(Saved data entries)

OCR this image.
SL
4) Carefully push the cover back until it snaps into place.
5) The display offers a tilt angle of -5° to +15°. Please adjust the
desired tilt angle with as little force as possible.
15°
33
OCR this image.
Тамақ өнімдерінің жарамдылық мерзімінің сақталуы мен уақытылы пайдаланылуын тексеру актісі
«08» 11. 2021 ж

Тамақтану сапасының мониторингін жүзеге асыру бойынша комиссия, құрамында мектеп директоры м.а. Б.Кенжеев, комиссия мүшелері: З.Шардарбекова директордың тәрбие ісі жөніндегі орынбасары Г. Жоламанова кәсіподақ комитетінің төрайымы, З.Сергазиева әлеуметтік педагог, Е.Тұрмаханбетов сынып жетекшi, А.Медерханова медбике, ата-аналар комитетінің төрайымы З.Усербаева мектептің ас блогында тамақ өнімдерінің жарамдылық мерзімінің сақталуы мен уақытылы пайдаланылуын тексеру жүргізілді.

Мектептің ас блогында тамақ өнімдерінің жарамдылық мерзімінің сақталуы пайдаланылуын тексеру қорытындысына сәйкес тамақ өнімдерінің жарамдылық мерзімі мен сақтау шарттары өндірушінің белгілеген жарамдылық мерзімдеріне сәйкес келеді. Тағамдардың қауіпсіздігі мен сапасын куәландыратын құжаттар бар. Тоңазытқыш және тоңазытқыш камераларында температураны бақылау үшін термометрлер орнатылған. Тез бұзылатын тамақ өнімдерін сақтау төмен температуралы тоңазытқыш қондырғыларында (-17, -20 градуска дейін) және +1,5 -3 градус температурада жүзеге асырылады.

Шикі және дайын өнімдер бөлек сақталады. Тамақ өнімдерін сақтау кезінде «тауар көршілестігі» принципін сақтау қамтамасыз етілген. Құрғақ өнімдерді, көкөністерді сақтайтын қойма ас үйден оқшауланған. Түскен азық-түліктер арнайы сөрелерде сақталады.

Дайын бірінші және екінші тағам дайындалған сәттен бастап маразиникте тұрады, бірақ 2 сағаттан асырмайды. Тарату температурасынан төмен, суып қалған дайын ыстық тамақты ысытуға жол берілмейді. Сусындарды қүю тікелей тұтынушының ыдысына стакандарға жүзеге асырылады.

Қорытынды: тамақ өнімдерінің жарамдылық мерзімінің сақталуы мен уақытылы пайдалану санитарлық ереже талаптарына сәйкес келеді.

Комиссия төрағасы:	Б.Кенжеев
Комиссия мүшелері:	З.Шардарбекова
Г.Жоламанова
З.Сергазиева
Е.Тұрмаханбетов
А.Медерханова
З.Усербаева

- _DIRECTIVE_:
The records above are to be repeated exactly, in their entirety.

- _COMPLETE ANSWER_:
OCR this image.
SL
4) Carefully push the cover back until it snaps into place.
5) The display offers a tilt angle of -5° to +15°. Please adjust the
desired tilt angle with as little force as possible.
15°
33
OCR this image.
Тамақ өнімдерінің жарамдылық мерзімінің сақталуы мен уақытылы пайдаланылуын тексеру актісі
«08» 11. 2021 ж

Тамақтану сапасының мониторингін жүзеге асыру бойынша комиссия, құрамында мектеп директоры м.а. Б.Кенжеев, комиссия мүшелері: З.Шардарбекова директордың тәрбие ісі жөніндегі орынбасары Г. Жоламанова кәсіподақ комитетінің төрайымы, З.Сергазиева әлеуметтік педагог, Е.Тұрмаханбетов сынып жетекшi, А.Медерханова медбике, ата-аналар комитетінің төрайымы З.Усербаева мектептің ас блогында тамақ өнімдерінің жарамдылық мерзімінің сақталуы мен уақытылы пайдаланылуын тексеру жүргізілді.

Мектептің ас блогында тамақ өнімдерінің жарамдылық мерзімінің сақталуы пайдаланылуын тексеру қорытындысына сәйкес тамақ өнімдерінің жарамдылық мерзімі мен сақтау шарттары өндірушінің белгілеген жарамдылық мерзімдеріне сәйкес келеді. Тағамдардың қауіпсіздігі мен сапасын куәландыратын құжаттар бар. Тоңазытқыш және тоңазытқыш камераларында температураны бақылау үшін термометрлер орнатылған. Тез бұзылатын тамақ өнімдерін сақтау төмен температуралы тоңазытқыш қондырғыларында (-17, -20 градуска дейін) және +1,5 -3 градус температурада жүзеге асырылады.

Шикі және дайын өнімдер бөлек сақталады. Тамақ өнімдерін сақтау кезінде «тауар көршілестігі» принципін сақтау қамтамасыз етілген. Құрғақ өнімдерді, көкөністерді сақтайтын қойма ас үйден оқшауланған. Түскен азық-түліктер арнайы сөрелерде сақталады.

Дайын бірінші және екінші тағам дайындалған сәттен бастап маразиникте тұрады, бірақ 2 сағаттан асырмайды. Тарату температурасынан төмен, суып қалған дайын ыстық тамақты ысытуға жол берілмейді. Сусындарды қүю тікелей тұтынушының ыдысына стакандарға жүзеге асырылады.

Қорытынды: тамақ өнімдерінің жарамдылық мерзімінің сақталуы мен уақытылы пайдалану санитарлық ереже талаптарына сәйкес келеді.

Комиссия төрағасы:	Б.Кенжеев
Комиссия мүшелері:	З.Шардарбекова
Г.Жоламанова
З.Сергазиева
Е.Тұрмаханбетов
А.Медерханова
З.Усербаева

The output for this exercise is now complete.